══ Listing
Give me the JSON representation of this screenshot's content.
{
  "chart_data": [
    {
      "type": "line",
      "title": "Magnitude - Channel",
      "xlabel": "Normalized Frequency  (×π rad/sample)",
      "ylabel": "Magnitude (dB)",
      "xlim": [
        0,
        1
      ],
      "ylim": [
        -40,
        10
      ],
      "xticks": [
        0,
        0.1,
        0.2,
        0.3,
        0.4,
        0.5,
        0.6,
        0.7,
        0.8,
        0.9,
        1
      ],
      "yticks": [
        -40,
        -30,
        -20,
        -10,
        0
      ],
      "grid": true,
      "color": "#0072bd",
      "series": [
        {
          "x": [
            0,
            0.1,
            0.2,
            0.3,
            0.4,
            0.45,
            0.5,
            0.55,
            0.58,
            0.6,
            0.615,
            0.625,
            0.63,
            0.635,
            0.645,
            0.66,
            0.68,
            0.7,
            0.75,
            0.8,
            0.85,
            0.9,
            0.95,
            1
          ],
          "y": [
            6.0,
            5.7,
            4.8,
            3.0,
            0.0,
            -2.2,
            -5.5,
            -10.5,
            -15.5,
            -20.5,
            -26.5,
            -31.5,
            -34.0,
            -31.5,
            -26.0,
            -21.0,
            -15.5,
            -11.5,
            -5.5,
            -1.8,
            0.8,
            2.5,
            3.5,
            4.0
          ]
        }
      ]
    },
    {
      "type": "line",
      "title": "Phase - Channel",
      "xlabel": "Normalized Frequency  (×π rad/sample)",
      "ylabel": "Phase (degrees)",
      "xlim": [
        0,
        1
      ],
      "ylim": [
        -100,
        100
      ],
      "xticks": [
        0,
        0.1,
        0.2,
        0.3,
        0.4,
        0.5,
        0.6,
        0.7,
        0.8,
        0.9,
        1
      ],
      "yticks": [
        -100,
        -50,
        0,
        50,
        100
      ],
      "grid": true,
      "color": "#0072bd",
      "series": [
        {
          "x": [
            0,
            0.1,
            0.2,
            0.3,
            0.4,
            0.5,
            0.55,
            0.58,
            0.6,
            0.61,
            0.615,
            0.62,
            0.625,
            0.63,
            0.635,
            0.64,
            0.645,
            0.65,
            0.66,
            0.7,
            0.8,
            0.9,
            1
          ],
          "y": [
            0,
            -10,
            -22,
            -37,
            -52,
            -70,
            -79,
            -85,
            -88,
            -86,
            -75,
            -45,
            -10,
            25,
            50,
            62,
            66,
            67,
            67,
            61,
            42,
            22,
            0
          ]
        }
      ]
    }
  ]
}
════
Pick out and copy the lines of the entries that hold the string "Magnitude".

      "title": "Magnitude - Channel",
      "ylabel": "Magnitude (dB)",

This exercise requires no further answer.